### GIVEN REQUEST
Pick out each line of the records in which the word "SRMTID" appears.

### RECORD SET
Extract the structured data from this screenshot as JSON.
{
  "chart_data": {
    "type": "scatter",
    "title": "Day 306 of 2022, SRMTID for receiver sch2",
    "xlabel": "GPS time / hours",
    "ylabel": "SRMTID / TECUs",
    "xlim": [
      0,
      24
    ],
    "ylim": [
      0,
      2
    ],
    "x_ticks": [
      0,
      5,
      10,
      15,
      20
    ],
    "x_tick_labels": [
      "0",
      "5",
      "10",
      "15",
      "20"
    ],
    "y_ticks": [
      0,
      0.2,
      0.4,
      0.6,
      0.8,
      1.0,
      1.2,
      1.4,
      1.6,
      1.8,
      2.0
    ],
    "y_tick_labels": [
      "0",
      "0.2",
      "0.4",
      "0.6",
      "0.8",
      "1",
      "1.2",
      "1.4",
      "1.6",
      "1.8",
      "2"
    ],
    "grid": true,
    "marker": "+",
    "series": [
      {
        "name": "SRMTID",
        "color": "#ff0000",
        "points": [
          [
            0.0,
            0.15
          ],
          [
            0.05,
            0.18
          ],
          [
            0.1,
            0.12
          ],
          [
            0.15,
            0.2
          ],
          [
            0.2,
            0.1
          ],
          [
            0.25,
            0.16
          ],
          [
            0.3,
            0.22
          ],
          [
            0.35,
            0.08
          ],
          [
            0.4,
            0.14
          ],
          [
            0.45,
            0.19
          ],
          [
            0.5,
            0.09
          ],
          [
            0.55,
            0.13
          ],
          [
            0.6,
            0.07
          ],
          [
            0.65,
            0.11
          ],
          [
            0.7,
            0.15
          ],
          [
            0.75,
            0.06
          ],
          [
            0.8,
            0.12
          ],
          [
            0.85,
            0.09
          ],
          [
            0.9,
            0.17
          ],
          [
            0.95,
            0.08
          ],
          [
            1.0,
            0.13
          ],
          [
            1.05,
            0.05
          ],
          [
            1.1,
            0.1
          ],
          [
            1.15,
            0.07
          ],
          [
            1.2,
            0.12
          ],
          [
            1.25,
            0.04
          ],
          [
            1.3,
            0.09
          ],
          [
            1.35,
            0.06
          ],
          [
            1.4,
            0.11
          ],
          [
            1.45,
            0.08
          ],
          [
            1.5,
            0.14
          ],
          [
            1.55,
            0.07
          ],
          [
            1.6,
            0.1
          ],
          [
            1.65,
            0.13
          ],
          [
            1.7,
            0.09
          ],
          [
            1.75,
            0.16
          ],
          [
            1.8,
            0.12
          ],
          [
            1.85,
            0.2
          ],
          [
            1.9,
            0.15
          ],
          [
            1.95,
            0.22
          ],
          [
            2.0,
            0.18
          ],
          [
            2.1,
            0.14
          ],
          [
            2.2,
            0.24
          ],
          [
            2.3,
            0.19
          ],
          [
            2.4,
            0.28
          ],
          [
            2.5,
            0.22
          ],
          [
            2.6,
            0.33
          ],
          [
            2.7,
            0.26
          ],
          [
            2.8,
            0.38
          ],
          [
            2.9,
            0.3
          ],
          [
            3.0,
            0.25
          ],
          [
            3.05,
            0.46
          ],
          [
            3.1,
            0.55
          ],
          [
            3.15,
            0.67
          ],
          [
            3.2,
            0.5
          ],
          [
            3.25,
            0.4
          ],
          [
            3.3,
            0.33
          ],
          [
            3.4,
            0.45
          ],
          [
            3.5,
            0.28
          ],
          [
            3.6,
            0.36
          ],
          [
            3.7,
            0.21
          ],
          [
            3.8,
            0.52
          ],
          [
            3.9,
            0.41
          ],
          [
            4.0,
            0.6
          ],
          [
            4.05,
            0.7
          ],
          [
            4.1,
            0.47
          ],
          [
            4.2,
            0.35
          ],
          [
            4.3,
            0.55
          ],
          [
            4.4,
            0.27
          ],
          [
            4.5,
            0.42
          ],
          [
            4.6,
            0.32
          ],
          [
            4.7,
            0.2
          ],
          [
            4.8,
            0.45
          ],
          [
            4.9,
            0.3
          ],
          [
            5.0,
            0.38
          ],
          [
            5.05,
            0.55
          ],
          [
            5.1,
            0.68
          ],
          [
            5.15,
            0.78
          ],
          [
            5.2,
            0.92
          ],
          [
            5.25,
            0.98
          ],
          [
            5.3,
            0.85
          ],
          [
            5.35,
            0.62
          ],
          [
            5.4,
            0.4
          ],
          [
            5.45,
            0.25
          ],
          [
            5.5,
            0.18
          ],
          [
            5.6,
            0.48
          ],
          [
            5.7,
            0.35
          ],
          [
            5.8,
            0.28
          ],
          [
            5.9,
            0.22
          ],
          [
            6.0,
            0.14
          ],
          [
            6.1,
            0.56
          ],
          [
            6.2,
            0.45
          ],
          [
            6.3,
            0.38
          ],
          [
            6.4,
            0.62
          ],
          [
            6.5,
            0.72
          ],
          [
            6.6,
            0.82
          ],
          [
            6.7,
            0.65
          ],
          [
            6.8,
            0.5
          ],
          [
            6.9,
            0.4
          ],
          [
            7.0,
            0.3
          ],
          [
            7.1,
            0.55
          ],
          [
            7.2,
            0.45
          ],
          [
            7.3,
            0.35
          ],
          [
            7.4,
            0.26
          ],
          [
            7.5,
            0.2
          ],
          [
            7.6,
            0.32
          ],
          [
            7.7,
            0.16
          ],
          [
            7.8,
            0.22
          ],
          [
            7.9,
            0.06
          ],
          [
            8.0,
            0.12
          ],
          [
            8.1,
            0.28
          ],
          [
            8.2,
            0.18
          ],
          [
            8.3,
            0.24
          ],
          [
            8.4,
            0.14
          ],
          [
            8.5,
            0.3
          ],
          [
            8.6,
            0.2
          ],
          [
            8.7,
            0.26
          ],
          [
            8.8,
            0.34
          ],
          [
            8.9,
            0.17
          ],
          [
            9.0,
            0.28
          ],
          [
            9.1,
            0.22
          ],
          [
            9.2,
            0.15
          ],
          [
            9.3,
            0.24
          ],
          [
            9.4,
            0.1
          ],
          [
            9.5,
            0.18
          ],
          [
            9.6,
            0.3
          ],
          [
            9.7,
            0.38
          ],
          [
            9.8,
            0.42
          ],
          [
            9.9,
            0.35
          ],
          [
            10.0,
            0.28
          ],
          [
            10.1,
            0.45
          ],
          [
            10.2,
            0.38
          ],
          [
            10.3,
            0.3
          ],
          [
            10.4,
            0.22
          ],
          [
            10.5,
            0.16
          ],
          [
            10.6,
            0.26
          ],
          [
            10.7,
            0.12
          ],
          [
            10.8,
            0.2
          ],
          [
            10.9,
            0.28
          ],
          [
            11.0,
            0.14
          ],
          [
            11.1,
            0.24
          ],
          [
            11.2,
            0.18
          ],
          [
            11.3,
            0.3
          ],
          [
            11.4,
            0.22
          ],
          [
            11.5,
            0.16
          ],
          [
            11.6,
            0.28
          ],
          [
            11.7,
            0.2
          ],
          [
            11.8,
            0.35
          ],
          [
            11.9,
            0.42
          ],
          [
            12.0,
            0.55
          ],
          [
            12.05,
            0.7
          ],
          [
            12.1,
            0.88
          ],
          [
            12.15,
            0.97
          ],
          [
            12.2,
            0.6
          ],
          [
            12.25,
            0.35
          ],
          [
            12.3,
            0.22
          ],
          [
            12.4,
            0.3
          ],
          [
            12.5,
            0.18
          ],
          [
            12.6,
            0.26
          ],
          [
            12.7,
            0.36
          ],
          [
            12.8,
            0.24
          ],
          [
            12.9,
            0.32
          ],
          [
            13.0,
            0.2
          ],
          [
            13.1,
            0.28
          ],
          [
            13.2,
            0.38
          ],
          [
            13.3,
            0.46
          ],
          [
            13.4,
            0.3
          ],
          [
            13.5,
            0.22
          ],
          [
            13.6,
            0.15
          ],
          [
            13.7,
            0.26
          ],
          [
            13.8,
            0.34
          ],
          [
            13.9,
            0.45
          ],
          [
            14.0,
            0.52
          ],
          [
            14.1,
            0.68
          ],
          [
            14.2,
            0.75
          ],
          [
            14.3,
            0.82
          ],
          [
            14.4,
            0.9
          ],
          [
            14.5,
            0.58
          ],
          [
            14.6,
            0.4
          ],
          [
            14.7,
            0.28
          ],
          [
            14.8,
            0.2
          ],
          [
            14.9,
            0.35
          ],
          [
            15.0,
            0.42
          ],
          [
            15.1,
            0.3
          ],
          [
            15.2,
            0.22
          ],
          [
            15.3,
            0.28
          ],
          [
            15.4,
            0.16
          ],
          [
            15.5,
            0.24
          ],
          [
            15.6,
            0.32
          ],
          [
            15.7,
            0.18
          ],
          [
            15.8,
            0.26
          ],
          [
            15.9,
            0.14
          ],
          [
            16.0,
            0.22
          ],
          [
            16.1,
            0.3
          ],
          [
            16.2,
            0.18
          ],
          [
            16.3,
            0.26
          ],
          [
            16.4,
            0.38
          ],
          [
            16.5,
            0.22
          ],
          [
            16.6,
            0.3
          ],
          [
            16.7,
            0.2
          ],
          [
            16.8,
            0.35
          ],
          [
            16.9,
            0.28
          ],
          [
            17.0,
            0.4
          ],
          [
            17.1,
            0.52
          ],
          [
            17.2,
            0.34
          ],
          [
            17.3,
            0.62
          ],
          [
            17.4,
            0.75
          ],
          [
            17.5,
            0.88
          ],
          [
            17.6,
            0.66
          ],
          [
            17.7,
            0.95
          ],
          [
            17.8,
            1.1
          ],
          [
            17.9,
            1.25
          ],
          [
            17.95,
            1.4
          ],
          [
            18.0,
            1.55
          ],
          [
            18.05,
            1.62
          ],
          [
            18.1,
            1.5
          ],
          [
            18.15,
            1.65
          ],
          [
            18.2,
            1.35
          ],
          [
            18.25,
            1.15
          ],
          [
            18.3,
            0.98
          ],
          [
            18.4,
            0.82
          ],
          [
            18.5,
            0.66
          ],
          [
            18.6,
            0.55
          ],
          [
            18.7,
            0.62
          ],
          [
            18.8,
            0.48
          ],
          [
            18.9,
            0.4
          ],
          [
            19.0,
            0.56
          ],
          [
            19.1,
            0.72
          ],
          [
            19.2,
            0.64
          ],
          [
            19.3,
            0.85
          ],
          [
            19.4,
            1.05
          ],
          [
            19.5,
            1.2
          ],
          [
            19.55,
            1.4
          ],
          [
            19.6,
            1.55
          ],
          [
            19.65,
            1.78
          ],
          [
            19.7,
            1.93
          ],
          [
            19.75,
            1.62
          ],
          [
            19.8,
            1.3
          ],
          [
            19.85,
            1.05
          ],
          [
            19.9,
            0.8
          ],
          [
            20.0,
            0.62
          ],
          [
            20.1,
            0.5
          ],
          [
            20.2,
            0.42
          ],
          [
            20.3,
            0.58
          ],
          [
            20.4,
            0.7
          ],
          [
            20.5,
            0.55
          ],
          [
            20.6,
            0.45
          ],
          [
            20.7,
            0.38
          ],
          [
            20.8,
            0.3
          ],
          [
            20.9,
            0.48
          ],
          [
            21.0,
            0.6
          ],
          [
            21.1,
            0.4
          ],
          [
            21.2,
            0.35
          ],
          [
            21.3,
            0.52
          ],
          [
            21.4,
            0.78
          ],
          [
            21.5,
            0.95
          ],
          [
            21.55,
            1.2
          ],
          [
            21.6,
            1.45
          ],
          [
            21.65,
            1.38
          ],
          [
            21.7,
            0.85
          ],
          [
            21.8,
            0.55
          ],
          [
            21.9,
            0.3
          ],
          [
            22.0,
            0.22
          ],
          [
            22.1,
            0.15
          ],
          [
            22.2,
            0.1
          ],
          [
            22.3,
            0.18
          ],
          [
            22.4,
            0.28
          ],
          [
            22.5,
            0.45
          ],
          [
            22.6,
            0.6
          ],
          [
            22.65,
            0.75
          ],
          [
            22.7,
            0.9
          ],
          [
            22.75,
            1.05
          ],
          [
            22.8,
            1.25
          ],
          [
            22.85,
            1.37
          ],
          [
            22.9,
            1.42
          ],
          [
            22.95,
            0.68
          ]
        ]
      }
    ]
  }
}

### RESULT FOR THIS EXERCISE
    "title": "Day 306 of 2022, SRMTID for receiver sch2",
    "ylabel": "SRMTID / TECUs",
        "name": "SRMTID",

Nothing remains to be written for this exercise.